#### The request:
Retype every entry word for word.
***** Data rows
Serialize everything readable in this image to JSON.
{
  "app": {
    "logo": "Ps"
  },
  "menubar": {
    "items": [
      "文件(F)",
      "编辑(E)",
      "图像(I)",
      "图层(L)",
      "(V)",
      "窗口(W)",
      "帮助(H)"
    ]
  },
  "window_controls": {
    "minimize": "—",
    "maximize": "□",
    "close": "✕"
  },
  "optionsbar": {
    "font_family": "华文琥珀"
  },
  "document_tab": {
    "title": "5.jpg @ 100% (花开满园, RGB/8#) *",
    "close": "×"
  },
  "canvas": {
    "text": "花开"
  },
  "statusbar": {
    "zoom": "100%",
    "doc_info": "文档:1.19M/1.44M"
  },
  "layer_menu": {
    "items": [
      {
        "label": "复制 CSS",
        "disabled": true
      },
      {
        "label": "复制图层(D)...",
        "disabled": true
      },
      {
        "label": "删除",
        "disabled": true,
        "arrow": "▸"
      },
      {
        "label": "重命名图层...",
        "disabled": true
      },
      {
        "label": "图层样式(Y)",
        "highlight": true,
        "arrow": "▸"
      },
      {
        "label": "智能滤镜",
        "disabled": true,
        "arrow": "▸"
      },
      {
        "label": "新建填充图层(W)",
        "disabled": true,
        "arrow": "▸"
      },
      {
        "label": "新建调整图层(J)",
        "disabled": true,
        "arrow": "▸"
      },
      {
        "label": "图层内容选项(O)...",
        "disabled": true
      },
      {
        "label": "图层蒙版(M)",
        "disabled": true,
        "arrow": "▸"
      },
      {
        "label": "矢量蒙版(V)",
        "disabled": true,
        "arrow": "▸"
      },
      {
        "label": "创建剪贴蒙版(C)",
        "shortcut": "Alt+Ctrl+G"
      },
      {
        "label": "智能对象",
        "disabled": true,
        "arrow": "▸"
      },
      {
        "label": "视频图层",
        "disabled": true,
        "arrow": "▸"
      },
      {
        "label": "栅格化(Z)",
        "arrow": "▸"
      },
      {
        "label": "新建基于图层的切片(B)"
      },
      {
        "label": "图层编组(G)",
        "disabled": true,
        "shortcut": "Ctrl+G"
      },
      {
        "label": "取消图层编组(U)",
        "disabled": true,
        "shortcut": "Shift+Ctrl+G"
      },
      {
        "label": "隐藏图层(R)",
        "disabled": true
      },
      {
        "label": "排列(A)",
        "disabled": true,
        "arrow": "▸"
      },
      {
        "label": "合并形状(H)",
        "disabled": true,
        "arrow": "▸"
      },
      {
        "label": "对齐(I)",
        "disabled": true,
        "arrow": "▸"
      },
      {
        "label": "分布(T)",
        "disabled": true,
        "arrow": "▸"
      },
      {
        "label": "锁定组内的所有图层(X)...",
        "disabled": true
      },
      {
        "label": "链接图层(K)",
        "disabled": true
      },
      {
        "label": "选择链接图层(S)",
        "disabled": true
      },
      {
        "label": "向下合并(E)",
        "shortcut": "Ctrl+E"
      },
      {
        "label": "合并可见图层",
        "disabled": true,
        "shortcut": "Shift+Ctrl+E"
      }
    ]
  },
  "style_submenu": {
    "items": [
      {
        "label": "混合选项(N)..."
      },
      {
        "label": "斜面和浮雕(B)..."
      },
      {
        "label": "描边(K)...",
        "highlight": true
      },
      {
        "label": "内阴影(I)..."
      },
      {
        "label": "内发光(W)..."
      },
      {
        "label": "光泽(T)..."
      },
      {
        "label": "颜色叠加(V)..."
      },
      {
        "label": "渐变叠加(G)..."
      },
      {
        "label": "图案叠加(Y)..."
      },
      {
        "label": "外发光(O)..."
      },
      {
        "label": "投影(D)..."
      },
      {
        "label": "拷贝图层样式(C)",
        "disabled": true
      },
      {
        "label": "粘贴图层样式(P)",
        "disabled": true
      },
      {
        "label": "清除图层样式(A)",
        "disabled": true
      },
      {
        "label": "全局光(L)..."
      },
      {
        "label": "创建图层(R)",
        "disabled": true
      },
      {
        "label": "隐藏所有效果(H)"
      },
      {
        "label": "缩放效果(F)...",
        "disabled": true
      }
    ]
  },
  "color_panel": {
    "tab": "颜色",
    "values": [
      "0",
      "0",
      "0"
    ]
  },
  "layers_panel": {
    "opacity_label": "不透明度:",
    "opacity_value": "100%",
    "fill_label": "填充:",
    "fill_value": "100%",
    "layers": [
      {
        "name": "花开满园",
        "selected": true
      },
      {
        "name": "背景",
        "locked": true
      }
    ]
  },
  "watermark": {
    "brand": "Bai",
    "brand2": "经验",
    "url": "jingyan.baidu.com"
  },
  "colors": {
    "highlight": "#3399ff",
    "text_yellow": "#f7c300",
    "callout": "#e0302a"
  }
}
**********
#### Problem solution:
Serialize everything readable in this image to JSON.
{
  "app": {
    "logo": "Ps"
  },
  "menubar": {
    "items": [
      "文件(F)",
      "编辑(E)",
      "图像(I)",
      "图层(L)",
      "(V)",
      "窗口(W)",
      "帮助(H)"
    ]
  },
  "window_controls": {
    "minimize": "—",
    "maximize": "□",
    "close": "✕"
  },
  "optionsbar": {
    "font_family": "华文琥珀"
  },
  "document_tab": {
    "title": "5.jpg @ 100% (花开满园, RGB/8#) *",
    "close": "×"
  },
  "canvas": {
    "text": "花开"
  },
  "statusbar": {
    "zoom": "100%",
    "doc_info": "文档:1.19M/1.44M"
  },
  "layer_menu": {
    "items": [
      {
        "label": "复制 CSS",
        "disabled": true
      },
      {
        "label": "复制图层(D)...",
        "disabled": true
      },
      {
        "label": "删除",
        "disabled": true,
        "arrow": "▸"
      },
      {
        "label": "重命名图层...",
        "disabled": true
      },
      {
        "label": "图层样式(Y)",
        "highlight": true,
        "arrow": "▸"
      },
      {
        "label": "智能滤镜",
        "disabled": true,
        "arrow": "▸"
      },
      {
        "label": "新建填充图层(W)",
        "disabled": true,
        "arrow": "▸"
      },
      {
        "label": "新建调整图层(J)",
        "disabled": true,
        "arrow": "▸"
      },
      {
        "label": "图层内容选项(O)...",
        "disabled": true
      },
      {
        "label": "图层蒙版(M)",
        "disabled": true,
        "arrow": "▸"
      },
      {
        "label": "矢量蒙版(V)",
        "disabled": true,
        "arrow": "▸"
      },
      {
        "label": "创建剪贴蒙版(C)",
        "shortcut": "Alt+Ctrl+G"
      },
      {
        "label": "智能对象",
        "disabled": true,
        "arrow": "▸"
      },
      {
        "label": "视频图层",
        "disabled": true,
        "arrow": "▸"
      },
      {
        "label": "栅格化(Z)",
        "arrow": "▸"
      },
      {
        "label": "新建基于图层的切片(B)"
      },
      {
        "label": "图层编组(G)",
        "disabled": true,
        "shortcut": "Ctrl+G"
      },
      {
        "label": "取消图层编组(U)",
        "disabled": true,
        "shortcut": "Shift+Ctrl+G"
      },
      {
        "label": "隐藏图层(R)",
        "disabled": true
      },
      {
        "label": "排列(A)",
        "disabled": true,
        "arrow": "▸"
      },
      {
        "label": "合并形状(H)",
        "disabled": true,
        "arrow": "▸"
      },
      {
        "label": "对齐(I)",
        "disabled": true,
        "arrow": "▸"
      },
      {
        "label": "分布(T)",
        "disabled": true,
        "arrow": "▸"
      },
      {
        "label": "锁定组内的所有图层(X)...",
        "disabled": true
      },
      {
        "label": "链接图层(K)",
        "disabled": true
      },
      {
        "label": "选择链接图层(S)",
        "disabled": true
      },
      {
        "label": "向下合并(E)",
        "shortcut": "Ctrl+E"
      },
      {
        "label": "合并可见图层",
        "disabled": true,
        "shortcut": "Shift+Ctrl+E"
      }
    ]
  },
  "style_submenu": {
    "items": [
      {
        "label": "混合选项(N)..."
      },
      {
        "label": "斜面和浮雕(B)..."
      },
      {
        "label": "描边(K)...",
        "highlight": true
      },
      {
        "label": "内阴影(I)..."
      },
      {
        "label": "内发光(W)..."
      },
      {
        "label": "光泽(T)..."
      },
      {
        "label": "颜色叠加(V)..."
      },
      {
        "label": "渐变叠加(G)..."
      },
      {
        "label": "图案叠加(Y)..."
      },
      {
        "label": "外发光(O)..."
      },
      {
        "label": "投影(D)..."
      },
      {
        "label": "拷贝图层样式(C)",
        "disabled": true
      },
      {
        "label": "粘贴图层样式(P)",
        "disabled": true
      },
      {
        "label": "清除图层样式(A)",
        "disabled": true
      },
      {
        "label": "全局光(L)..."
      },
      {
        "label": "创建图层(R)",
        "disabled": true
      },
      {
        "label": "隐藏所有效果(H)"
      },
      {
        "label": "缩放效果(F)...",
        "disabled": true
      }
    ]
  },
  "color_panel": {
    "tab": "颜色",
    "values": [
      "0",
      "0",
      "0"
    ]
  },
  "layers_panel": {
    "opacity_label": "不透明度:",
    "opacity_value": "100%",
    "fill_label": "填充:",
    "fill_value": "100%",
    "layers": [
      {
        "name": "花开满园",
        "selected": true
      },
      {
        "name": "背景",
        "locked": true
      }
    ]
  },
  "watermark": {
    "brand": "Bai",
    "brand2": "经验",
    "url": "jingyan.baidu.com"
  },
  "colors": {
    "highlight": "#3399ff",
    "text_yellow": "#f7c300",
    "callout": "#e0302a"
  }
}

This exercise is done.